═══ Data shown

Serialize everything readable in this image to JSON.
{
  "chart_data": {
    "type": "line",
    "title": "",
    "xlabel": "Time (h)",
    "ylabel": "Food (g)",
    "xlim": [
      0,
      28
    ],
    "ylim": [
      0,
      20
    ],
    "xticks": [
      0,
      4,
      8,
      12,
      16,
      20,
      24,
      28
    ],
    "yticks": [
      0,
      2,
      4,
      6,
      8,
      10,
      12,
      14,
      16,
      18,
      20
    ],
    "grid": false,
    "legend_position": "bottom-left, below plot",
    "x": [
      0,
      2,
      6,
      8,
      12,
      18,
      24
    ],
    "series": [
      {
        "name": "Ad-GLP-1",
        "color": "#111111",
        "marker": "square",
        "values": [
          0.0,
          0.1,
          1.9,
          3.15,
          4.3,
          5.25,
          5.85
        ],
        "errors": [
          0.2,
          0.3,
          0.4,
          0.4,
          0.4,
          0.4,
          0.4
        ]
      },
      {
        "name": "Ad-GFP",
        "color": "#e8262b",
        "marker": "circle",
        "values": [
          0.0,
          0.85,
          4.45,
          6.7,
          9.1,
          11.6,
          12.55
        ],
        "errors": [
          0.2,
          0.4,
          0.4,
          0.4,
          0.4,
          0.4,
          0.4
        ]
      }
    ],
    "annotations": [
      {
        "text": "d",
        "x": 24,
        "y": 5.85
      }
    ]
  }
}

══════

- [Exercise description] Please set down the whole listing above without altering a single line.

- [Right answer]
Serialize everything readable in this image to JSON.
{
  "chart_data": {
    "type": "line",
    "title": "",
    "xlabel": "Time (h)",
    "ylabel": "Food (g)",
    "xlim": [
      0,
      28
    ],
    "ylim": [
      0,
      20
    ],
    "xticks": [
      0,
      4,
      8,
      12,
      16,
      20,
      24,
      28
    ],
    "yticks": [
      0,
      2,
      4,
      6,
      8,
      10,
      12,
      14,
      16,
      18,
      20
    ],
    "grid": false,
    "legend_position": "bottom-left, below plot",
    "x": [
      0,
      2,
      6,
      8,
      12,
      18,
      24
    ],
    "series": [
      {
        "name": "Ad-GLP-1",
        "color": "#111111",
        "marker": "square",
        "values": [
          0.0,
          0.1,
          1.9,
          3.15,
          4.3,
          5.25,
          5.85
        ],
        "errors": [
          0.2,
          0.3,
          0.4,
          0.4,
          0.4,
          0.4,
          0.4
        ]
      },
      {
        "name": "Ad-GFP",
        "color": "#e8262b",
        "marker": "circle",
        "values": [
          0.0,
          0.85,
          4.45,
          6.7,
          9.1,
          11.6,
          12.55
        ],
        "errors": [
          0.2,
          0.4,
          0.4,
          0.4,
          0.4,
          0.4,
          0.4
        ]
      }
    ],
    "annotations": [
      {
        "text": "d",
        "x": 24,
        "y": 5.85
      }
    ]
  }
}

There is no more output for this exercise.